* Request: Where a line below holds the string "text", copy that line.

Records from a data collection

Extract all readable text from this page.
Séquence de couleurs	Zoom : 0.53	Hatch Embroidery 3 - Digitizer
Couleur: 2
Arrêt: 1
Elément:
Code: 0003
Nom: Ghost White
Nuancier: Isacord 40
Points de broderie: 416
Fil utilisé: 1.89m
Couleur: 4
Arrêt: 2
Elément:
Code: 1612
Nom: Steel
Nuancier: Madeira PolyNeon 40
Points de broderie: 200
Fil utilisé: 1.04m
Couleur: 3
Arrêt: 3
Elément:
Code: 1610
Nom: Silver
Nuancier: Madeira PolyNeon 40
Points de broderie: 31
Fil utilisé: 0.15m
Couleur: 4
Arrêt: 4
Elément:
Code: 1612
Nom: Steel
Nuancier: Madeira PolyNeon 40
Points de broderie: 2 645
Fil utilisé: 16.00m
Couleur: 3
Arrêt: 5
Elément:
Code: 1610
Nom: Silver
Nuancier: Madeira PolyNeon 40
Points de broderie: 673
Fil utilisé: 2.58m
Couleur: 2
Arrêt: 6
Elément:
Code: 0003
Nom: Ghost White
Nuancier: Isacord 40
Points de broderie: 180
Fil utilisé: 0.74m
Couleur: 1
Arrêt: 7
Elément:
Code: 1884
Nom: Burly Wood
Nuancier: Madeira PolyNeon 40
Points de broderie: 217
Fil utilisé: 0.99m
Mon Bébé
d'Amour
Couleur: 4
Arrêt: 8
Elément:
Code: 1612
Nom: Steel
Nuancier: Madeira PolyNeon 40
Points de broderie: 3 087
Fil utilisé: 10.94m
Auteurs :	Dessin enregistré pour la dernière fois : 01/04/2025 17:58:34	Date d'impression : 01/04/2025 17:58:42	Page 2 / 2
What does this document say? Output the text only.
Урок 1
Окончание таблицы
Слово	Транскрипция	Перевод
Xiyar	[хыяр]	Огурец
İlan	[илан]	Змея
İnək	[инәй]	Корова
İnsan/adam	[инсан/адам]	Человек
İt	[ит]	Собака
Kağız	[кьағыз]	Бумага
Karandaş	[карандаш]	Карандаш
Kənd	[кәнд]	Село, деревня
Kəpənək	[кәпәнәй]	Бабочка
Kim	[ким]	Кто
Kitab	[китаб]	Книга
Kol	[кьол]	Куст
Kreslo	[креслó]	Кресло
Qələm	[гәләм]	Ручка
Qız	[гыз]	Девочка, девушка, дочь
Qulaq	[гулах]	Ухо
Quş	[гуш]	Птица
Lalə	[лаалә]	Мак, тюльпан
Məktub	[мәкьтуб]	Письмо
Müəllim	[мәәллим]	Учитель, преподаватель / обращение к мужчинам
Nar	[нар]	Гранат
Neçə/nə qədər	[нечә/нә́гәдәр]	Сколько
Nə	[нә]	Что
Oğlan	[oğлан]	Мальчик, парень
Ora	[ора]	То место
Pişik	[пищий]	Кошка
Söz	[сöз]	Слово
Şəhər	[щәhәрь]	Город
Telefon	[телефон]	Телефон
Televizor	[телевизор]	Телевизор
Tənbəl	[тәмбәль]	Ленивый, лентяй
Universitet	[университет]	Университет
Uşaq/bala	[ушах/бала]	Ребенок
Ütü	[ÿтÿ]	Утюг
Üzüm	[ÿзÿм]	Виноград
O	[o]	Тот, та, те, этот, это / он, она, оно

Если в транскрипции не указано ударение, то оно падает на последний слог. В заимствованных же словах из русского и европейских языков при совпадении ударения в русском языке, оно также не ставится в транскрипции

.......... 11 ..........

* Expected output:
Extract all readable text from this page.
What does this document say? Output the text only.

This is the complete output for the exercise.